# Objective:
Repeat every line of the material, character for character.

Recorded data:
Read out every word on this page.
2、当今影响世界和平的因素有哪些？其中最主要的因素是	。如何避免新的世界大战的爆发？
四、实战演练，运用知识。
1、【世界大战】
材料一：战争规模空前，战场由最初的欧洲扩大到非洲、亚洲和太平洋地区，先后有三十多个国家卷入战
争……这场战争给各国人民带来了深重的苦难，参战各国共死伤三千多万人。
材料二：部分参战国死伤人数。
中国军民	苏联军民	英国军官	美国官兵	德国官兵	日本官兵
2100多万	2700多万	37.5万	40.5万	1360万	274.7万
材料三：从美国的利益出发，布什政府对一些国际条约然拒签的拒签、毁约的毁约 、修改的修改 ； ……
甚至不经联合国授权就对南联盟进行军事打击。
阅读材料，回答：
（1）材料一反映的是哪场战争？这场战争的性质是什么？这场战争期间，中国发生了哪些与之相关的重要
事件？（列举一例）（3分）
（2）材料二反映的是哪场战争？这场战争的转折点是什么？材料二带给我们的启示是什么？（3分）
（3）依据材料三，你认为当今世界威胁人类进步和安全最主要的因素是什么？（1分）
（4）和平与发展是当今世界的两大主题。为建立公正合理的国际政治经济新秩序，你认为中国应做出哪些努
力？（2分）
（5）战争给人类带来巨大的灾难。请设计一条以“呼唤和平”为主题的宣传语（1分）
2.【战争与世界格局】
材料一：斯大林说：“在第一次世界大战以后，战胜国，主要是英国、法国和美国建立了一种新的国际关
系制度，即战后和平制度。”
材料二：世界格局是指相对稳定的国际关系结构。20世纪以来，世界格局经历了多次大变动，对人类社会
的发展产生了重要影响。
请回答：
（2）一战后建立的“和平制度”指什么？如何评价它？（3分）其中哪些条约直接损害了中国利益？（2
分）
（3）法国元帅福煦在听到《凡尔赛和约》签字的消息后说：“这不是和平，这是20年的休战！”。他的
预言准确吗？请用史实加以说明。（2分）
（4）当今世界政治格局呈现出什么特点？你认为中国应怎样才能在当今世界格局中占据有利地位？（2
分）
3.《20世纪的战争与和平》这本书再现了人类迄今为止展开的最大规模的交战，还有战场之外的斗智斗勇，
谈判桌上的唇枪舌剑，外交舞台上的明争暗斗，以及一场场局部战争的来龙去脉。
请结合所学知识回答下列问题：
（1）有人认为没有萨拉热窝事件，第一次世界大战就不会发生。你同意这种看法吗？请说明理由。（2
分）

# Task answer:
Read out every word on this page.
2、当今影响世界和平的因素有哪些？其中最主要的因素是	。如何避免新的世界大战的爆发？
四、实战演练，运用知识。
1、【世界大战】
材料一：战争规模空前，战场由最初的欧洲扩大到非洲、亚洲和太平洋地区，先后有三十多个国家卷入战
争……这场战争给各国人民带来了深重的苦难，参战各国共死伤三千多万人。
材料二：部分参战国死伤人数。
中国军民	苏联军民	英国军官	美国官兵	德国官兵	日本官兵
2100多万	2700多万	37.5万	40.5万	1360万	274.7万
材料三：从美国的利益出发，布什政府对一些国际条约然拒签的拒签、毁约的毁约 、修改的修改 ； ……
甚至不经联合国授权就对南联盟进行军事打击。
阅读材料，回答：
（1）材料一反映的是哪场战争？这场战争的性质是什么？这场战争期间，中国发生了哪些与之相关的重要
事件？（列举一例）（3分）
（2）材料二反映的是哪场战争？这场战争的转折点是什么？材料二带给我们的启示是什么？（3分）
（3）依据材料三，你认为当今世界威胁人类进步和安全最主要的因素是什么？（1分）
（4）和平与发展是当今世界的两大主题。为建立公正合理的国际政治经济新秩序，你认为中国应做出哪些努
力？（2分）
（5）战争给人类带来巨大的灾难。请设计一条以“呼唤和平”为主题的宣传语（1分）
2.【战争与世界格局】
材料一：斯大林说：“在第一次世界大战以后，战胜国，主要是英国、法国和美国建立了一种新的国际关
系制度，即战后和平制度。”
材料二：世界格局是指相对稳定的国际关系结构。20世纪以来，世界格局经历了多次大变动，对人类社会
的发展产生了重要影响。
请回答：
（2）一战后建立的“和平制度”指什么？如何评价它？（3分）其中哪些条约直接损害了中国利益？（2
分）
（3）法国元帅福煦在听到《凡尔赛和约》签字的消息后说：“这不是和平，这是20年的休战！”。他的
预言准确吗？请用史实加以说明。（2分）
（4）当今世界政治格局呈现出什么特点？你认为中国应怎样才能在当今世界格局中占据有利地位？（2
分）
3.《20世纪的战争与和平》这本书再现了人类迄今为止展开的最大规模的交战，还有战场之外的斗智斗勇，
谈判桌上的唇枪舌剑，外交舞台上的明争暗斗，以及一场场局部战争的来龙去脉。
请结合所学知识回答下列问题：
（1）有人认为没有萨拉热窝事件，第一次世界大战就不会发生。你同意这种看法吗？请说明理由。（2
分）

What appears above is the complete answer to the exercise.